Stored data entries —
------------------------------------------------------------
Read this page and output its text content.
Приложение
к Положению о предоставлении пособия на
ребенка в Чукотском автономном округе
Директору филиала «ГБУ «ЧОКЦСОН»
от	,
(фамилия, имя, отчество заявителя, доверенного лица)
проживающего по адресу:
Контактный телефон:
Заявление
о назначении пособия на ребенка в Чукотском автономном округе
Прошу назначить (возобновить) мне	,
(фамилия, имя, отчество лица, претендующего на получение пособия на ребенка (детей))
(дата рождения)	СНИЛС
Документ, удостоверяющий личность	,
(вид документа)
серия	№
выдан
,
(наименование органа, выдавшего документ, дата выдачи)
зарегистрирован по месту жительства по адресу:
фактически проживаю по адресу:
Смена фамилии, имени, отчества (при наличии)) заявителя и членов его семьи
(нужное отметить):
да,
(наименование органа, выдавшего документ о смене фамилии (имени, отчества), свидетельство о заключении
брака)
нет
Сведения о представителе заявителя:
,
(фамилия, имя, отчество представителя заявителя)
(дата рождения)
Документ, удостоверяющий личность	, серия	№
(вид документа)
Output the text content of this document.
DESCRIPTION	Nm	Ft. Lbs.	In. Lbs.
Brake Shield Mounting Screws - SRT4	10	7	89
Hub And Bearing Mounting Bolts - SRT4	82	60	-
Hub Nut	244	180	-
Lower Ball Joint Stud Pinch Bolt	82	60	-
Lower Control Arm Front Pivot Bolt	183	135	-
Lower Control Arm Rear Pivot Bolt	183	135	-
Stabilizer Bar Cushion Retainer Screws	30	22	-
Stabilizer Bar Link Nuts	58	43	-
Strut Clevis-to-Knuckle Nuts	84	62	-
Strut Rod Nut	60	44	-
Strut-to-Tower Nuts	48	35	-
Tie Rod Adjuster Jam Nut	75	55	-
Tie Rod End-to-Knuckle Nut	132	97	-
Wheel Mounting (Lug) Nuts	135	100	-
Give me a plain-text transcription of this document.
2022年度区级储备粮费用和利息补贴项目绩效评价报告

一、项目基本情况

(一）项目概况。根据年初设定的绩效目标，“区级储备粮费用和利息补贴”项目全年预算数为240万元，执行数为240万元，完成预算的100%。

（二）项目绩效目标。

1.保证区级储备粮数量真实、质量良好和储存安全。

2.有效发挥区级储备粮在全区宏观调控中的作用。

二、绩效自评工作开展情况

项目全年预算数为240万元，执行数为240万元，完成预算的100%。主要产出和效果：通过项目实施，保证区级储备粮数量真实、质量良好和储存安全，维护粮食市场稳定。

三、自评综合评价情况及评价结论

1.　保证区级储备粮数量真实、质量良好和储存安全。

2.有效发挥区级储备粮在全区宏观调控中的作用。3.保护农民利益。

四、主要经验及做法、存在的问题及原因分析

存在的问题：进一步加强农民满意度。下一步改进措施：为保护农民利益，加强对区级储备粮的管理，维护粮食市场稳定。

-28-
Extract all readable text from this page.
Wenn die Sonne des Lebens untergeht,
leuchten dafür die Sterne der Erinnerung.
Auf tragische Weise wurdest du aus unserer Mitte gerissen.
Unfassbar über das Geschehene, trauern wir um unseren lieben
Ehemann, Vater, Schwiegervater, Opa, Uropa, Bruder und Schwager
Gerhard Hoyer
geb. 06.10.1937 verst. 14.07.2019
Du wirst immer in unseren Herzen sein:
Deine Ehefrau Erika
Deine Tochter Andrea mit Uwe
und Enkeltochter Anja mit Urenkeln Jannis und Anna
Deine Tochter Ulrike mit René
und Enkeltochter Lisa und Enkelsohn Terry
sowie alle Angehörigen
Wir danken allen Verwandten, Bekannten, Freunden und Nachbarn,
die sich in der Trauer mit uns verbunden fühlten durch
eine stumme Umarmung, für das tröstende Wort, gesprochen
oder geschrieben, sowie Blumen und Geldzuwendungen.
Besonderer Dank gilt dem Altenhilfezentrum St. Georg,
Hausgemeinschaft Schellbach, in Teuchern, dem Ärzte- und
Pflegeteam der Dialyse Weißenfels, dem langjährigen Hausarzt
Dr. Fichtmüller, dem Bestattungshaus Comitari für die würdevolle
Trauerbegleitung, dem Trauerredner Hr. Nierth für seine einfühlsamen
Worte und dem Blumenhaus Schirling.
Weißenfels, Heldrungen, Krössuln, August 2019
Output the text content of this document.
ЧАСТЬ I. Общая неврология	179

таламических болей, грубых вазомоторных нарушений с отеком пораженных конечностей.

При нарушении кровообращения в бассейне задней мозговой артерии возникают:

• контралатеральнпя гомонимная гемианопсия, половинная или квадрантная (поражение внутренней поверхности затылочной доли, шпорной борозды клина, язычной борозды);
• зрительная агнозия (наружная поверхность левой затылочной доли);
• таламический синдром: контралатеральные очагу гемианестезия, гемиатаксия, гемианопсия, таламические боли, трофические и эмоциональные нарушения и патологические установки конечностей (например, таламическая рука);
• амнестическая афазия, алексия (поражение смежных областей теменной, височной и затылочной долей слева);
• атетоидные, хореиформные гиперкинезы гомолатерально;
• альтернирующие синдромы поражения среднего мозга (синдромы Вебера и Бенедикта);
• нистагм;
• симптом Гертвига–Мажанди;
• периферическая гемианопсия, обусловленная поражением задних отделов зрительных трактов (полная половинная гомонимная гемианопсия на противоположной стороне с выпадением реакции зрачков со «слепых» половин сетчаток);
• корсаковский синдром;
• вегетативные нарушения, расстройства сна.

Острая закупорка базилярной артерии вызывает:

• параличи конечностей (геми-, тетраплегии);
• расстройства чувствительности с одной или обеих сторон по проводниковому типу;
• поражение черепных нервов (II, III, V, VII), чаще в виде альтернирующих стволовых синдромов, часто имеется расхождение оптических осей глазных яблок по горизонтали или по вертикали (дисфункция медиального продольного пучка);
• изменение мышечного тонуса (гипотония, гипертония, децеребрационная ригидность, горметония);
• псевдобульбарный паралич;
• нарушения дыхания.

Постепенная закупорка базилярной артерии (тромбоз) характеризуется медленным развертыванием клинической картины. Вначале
------------------------------------------------------------
TASK DIRECTIONS — Where does the word "Stabilizer" appear? Return each line that holds it.

REPLY —
Stabilizer Bar Cushion Retainer Screws	30	22	-
Stabilizer Bar Link Nuts	58	43	-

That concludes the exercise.